» Your instructions
Copy out the data from its first line through the line containing "- y-tick-label: 0.2: [104, 425, 122, 438]", including both, and nothing beyond that.

[Collected data entries]

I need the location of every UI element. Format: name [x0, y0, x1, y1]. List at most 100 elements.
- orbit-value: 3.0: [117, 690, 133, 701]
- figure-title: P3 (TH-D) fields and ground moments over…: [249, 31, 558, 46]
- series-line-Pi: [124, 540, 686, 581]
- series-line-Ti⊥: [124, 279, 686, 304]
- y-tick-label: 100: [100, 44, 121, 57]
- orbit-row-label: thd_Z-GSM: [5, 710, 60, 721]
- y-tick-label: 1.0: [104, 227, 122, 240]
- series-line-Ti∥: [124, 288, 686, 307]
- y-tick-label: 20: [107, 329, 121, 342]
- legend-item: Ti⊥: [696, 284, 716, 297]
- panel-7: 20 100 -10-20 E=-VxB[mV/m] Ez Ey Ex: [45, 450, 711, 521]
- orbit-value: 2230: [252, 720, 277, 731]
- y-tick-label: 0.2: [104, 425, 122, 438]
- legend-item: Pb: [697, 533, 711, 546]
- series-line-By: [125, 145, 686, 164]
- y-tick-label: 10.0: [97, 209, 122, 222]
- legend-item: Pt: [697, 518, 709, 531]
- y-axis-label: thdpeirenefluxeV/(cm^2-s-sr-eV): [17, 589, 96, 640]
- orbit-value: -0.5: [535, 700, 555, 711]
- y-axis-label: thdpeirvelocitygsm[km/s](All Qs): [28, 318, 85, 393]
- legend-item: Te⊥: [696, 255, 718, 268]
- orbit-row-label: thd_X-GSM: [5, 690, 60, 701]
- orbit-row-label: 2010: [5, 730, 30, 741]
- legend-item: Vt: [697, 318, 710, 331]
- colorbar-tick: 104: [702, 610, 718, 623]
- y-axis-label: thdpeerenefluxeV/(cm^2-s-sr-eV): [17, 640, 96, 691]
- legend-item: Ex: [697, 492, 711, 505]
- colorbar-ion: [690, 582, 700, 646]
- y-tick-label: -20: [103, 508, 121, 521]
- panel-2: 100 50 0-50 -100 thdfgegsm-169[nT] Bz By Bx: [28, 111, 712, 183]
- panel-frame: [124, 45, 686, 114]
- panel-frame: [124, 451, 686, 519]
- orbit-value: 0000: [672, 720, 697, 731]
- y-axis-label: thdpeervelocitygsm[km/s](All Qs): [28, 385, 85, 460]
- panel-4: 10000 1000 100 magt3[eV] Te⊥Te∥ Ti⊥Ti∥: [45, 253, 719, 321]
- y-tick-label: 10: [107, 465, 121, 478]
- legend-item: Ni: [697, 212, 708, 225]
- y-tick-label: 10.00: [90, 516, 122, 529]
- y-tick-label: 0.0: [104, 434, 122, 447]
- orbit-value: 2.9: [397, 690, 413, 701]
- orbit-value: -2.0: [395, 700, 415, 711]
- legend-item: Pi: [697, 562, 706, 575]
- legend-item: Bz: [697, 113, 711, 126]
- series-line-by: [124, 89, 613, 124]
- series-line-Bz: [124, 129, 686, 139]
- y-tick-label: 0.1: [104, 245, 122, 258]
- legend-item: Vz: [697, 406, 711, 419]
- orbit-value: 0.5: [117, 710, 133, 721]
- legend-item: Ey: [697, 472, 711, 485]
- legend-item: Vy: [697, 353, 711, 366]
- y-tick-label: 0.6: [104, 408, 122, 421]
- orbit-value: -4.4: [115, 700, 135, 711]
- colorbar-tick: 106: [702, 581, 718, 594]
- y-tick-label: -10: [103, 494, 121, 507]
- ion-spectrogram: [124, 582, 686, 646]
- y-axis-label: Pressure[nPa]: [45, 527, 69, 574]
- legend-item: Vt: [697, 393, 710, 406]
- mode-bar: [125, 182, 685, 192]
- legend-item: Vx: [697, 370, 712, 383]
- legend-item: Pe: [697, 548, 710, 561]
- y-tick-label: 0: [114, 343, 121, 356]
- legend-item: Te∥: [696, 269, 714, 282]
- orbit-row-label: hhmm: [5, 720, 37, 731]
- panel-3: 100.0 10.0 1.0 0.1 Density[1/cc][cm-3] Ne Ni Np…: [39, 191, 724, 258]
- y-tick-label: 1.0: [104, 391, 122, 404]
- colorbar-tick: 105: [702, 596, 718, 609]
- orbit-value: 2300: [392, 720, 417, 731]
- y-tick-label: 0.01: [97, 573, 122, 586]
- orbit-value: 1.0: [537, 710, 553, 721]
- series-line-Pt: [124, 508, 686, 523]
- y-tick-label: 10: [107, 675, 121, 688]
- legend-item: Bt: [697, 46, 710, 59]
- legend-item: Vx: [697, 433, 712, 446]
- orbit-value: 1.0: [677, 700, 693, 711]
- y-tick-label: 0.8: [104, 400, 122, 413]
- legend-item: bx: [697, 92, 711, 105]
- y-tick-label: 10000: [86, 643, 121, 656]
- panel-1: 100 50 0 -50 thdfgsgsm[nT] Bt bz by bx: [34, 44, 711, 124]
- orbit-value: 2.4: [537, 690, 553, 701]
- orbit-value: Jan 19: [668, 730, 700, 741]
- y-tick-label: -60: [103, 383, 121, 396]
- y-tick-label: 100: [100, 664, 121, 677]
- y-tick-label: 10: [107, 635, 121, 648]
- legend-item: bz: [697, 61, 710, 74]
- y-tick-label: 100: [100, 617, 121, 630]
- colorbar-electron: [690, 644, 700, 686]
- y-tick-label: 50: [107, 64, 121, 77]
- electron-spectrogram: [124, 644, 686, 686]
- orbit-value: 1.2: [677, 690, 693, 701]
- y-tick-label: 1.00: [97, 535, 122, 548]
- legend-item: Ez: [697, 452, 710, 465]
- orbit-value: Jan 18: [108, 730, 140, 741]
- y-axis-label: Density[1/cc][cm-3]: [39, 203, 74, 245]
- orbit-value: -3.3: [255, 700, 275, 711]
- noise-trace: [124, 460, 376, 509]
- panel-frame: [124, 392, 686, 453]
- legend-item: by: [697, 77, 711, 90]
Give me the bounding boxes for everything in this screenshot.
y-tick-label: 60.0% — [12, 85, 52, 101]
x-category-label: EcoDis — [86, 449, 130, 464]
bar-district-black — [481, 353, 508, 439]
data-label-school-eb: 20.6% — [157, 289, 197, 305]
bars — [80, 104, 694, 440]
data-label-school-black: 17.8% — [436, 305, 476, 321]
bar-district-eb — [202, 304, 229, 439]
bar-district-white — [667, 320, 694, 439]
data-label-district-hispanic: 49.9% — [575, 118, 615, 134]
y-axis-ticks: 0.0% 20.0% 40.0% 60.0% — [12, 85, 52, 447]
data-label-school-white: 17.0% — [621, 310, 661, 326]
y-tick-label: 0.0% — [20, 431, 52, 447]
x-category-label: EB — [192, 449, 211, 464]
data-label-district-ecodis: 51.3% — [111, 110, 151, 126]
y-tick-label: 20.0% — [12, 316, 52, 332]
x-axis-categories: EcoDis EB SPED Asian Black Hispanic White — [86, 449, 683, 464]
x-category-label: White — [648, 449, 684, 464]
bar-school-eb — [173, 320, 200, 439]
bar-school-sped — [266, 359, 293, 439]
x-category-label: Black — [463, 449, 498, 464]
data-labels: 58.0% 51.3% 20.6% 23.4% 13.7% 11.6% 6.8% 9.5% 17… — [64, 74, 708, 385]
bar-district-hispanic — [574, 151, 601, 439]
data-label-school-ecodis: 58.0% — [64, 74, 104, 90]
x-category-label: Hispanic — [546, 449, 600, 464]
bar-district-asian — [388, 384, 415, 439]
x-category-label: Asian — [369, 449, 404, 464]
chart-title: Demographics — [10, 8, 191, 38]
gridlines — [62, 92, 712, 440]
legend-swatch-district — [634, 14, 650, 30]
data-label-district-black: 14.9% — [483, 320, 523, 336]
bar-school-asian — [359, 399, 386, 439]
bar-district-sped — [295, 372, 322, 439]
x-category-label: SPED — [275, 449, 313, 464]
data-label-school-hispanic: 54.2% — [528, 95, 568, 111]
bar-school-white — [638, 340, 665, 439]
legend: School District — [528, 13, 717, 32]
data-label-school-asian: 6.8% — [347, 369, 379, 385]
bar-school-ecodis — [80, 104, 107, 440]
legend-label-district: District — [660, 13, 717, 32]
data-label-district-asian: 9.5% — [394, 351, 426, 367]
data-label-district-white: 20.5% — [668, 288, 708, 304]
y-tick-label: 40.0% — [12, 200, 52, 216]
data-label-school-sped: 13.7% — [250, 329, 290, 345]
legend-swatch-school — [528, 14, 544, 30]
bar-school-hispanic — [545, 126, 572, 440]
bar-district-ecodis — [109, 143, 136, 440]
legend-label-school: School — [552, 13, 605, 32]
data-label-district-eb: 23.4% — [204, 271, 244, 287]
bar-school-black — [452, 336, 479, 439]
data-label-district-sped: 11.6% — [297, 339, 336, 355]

» Answer
I need the location of every UI element. Format: name [x0, y0, x1, y1]. List at most 100 elements.
- orbit-value: 3.0: [117, 690, 133, 701]
- figure-title: P3 (TH-D) fields and ground moments over…: [249, 31, 558, 46]
- series-line-Pi: [124, 540, 686, 581]
- series-line-Ti⊥: [124, 279, 686, 304]
- y-tick-label: 100: [100, 44, 121, 57]
- orbit-row-label: thd_Z-GSM: [5, 710, 60, 721]
- y-tick-label: 1.0: [104, 227, 122, 240]
- series-line-Ti∥: [124, 288, 686, 307]
- y-tick-label: 20: [107, 329, 121, 342]
- legend-item: Ti⊥: [696, 284, 716, 297]
- panel-7: 20 100 -10-20 E=-VxB[mV/m] Ez Ey Ex: [45, 450, 711, 521]
- orbit-value: 2230: [252, 720, 277, 731]
- y-tick-label: 0.2: [104, 425, 122, 438]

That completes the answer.